- [Required task] Count how many lines include "Matassarin" and answer with that number only.

Dataset entries:
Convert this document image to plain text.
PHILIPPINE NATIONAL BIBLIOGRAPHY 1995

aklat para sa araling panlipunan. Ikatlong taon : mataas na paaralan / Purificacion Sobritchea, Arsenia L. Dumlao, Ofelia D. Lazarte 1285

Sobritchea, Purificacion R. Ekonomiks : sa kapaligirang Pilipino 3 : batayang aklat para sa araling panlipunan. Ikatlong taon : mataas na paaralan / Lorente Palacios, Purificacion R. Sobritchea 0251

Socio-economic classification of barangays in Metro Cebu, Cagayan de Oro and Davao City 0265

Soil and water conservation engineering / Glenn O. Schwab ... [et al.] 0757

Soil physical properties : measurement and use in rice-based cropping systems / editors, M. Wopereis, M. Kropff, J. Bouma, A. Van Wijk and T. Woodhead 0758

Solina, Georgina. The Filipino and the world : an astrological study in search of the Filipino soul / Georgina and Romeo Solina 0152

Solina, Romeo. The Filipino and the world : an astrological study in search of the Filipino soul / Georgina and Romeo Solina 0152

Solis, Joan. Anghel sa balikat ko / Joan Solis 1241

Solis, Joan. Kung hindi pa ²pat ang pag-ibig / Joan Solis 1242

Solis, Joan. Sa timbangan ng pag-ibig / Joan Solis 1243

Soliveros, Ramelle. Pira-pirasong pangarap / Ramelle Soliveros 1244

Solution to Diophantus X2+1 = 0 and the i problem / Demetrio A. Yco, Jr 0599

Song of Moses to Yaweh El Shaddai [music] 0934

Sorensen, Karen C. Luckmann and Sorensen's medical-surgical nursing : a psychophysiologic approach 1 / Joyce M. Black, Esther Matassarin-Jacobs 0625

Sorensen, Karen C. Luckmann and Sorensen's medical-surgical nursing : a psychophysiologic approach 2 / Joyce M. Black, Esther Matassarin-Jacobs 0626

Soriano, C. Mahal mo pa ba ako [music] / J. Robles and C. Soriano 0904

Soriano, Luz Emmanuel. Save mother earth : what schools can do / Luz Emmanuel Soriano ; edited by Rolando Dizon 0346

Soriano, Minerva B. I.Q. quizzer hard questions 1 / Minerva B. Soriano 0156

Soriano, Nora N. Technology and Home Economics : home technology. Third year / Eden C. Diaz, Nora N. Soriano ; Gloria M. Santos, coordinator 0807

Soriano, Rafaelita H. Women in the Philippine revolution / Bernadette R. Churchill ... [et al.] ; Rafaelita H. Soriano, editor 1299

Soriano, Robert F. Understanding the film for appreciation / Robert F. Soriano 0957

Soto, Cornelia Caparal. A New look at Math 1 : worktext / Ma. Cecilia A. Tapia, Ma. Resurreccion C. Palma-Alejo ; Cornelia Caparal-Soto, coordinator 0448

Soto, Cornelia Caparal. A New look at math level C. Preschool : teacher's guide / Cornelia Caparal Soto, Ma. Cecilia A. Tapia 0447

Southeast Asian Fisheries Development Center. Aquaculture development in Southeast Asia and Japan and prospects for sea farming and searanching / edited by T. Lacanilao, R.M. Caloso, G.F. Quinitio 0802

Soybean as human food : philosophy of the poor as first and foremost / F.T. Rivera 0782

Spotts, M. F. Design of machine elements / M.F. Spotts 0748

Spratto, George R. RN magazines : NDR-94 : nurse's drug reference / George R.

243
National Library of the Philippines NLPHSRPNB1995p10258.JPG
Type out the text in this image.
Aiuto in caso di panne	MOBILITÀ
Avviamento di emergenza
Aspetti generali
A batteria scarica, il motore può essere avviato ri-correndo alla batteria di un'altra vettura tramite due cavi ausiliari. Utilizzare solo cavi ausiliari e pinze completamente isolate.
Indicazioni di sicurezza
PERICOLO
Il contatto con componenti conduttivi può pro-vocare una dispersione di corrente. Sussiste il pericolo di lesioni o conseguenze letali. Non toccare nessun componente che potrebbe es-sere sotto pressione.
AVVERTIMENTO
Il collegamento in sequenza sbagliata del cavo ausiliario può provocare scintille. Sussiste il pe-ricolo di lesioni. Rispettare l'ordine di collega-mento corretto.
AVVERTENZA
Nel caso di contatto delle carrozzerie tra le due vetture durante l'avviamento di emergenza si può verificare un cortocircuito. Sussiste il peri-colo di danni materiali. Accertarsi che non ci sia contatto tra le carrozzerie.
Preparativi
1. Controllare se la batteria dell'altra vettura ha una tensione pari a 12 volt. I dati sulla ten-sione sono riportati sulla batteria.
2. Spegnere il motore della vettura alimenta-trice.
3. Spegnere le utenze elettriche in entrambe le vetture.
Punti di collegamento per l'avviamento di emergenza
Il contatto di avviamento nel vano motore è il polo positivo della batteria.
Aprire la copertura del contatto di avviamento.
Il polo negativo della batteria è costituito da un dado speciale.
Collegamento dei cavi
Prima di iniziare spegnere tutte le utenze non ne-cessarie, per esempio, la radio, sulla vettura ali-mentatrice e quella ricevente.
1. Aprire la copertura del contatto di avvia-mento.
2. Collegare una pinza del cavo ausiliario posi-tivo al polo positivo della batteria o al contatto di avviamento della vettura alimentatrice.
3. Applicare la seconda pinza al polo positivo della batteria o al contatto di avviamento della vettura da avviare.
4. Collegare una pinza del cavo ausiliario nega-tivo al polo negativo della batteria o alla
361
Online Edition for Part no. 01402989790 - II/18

- [Answer in full] 2